[WORK TO DO] In the listing below, pick out lines with "veel".
— BEGIN DATA TO USE —
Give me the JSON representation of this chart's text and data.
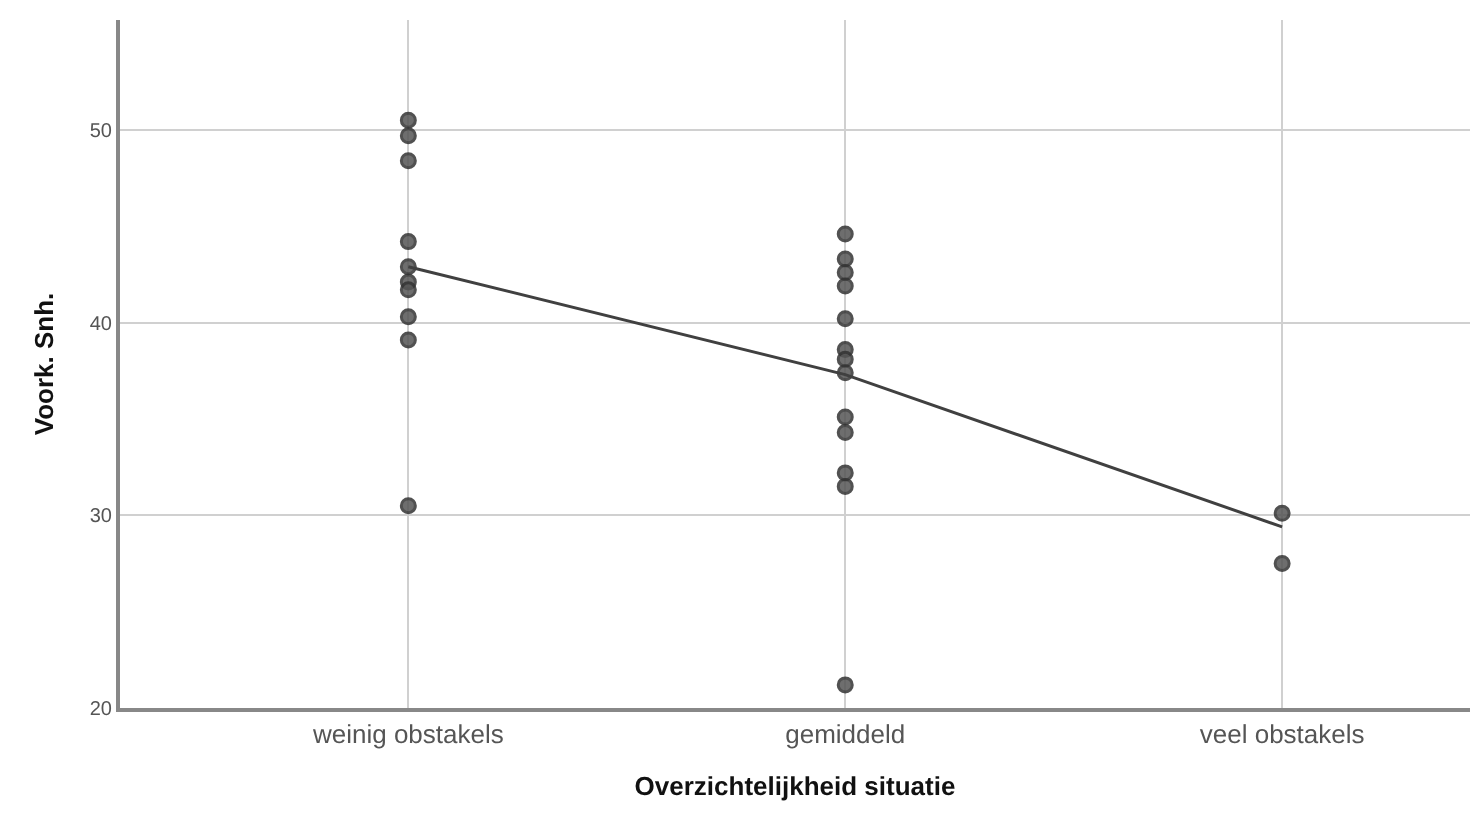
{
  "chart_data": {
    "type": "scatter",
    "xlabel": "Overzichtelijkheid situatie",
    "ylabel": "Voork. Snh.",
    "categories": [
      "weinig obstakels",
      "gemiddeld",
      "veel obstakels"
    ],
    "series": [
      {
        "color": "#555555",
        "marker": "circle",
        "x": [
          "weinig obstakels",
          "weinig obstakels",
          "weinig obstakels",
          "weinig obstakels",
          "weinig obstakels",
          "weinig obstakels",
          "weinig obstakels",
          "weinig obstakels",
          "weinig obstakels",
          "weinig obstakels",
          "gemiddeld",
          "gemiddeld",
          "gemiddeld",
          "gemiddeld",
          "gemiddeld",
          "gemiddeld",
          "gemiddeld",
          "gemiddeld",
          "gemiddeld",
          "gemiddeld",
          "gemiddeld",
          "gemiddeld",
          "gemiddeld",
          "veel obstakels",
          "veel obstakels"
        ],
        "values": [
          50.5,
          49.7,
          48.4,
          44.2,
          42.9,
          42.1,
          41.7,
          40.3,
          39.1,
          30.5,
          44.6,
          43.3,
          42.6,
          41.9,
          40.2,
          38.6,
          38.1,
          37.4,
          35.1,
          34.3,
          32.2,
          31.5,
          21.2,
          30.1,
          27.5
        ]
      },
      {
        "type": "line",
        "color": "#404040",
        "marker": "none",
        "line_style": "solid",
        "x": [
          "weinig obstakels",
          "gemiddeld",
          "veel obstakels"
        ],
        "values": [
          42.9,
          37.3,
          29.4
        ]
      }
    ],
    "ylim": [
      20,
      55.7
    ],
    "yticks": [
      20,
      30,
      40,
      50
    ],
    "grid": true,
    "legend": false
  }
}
— END DATA TO USE —
— BEGIN DATA TO USE —
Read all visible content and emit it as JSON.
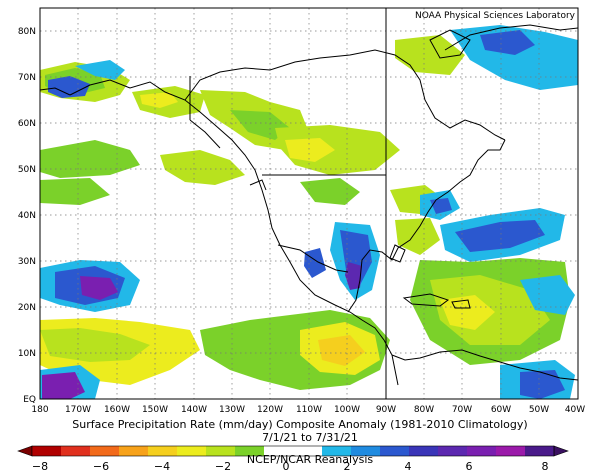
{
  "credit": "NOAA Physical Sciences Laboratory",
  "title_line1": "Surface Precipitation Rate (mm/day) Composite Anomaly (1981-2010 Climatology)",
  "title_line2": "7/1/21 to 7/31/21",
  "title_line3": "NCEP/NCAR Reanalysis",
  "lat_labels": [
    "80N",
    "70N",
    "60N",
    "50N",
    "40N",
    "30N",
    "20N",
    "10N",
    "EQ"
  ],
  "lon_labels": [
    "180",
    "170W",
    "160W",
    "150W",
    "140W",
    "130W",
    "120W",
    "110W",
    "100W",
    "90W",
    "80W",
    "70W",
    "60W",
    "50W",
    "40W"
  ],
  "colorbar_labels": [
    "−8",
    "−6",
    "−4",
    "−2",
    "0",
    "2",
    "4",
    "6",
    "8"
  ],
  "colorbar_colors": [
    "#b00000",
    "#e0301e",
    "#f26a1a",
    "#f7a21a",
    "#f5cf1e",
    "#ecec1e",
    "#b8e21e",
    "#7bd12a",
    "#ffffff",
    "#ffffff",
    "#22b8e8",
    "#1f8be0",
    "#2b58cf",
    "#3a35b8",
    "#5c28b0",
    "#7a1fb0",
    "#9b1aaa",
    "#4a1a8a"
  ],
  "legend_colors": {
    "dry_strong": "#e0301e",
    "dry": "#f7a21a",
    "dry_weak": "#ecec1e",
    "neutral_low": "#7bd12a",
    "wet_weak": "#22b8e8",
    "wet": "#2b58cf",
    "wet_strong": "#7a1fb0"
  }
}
— END DATA TO USE —
[EXERCISE SOLUTION]
      "veel obstakels"
          "veel obstakels",
          "veel obstakels"
          "veel obstakels"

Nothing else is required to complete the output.